What you have to do. Locate each line of the material that contains "Megan", then return it.

[Dataset records]
* begin *

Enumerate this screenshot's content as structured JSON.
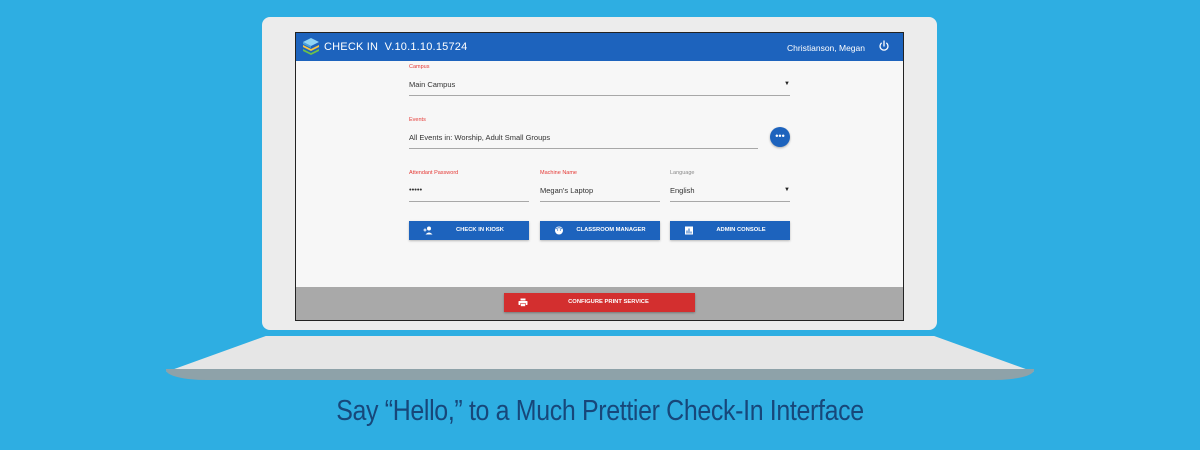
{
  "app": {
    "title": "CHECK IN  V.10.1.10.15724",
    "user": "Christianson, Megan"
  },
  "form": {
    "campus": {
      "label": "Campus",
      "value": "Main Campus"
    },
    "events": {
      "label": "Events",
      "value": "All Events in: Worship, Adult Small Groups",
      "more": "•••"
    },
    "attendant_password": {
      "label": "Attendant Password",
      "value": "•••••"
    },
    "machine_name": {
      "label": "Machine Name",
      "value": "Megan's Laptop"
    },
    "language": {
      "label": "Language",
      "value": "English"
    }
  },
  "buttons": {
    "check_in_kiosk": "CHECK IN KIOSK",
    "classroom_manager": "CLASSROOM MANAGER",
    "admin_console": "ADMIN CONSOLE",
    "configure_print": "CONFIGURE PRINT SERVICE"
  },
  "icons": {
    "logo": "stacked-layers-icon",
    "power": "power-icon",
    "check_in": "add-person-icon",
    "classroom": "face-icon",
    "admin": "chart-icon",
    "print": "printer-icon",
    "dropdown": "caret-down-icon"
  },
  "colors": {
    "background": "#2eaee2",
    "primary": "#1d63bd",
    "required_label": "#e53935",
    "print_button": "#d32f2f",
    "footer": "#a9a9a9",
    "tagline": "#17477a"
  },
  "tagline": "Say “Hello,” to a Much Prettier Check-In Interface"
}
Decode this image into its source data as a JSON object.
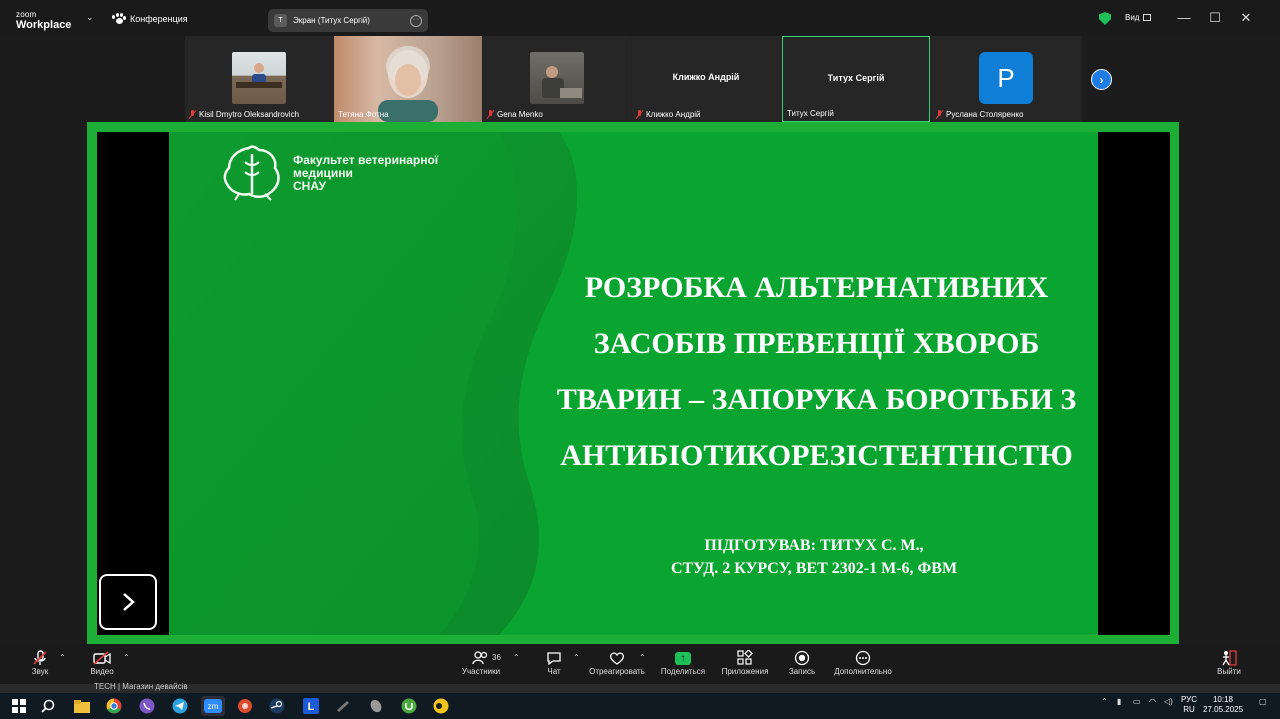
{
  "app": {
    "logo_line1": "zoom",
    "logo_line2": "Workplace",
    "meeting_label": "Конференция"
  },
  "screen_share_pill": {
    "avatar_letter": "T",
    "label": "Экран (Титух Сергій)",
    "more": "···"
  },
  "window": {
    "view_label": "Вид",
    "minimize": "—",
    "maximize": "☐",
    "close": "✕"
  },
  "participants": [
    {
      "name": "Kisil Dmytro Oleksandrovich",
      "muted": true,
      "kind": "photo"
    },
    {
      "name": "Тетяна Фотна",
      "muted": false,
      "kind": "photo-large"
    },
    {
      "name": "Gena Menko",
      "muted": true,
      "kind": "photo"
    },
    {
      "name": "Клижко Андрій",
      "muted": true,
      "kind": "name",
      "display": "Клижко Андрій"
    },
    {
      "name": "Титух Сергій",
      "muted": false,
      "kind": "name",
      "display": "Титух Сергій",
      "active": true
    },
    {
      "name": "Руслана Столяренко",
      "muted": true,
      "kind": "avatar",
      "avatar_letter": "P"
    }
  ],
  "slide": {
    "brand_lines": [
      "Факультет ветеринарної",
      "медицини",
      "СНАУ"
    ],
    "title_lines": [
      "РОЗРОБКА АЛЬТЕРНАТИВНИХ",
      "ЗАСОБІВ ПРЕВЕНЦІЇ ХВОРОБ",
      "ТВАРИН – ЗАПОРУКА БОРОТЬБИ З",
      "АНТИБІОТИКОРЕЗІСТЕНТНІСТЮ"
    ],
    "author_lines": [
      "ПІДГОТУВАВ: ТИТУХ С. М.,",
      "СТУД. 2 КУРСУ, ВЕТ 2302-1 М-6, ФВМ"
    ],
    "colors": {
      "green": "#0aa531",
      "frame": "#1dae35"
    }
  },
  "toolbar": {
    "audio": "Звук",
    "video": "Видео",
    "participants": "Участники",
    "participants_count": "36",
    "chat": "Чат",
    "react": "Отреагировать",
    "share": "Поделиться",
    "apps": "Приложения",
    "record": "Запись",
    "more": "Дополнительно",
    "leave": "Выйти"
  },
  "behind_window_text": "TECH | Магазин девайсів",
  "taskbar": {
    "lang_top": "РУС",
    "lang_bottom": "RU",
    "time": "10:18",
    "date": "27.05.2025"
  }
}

* end *

Full solution.
    "user": "Christianson, Megan"
      "value": "Megan's Laptop"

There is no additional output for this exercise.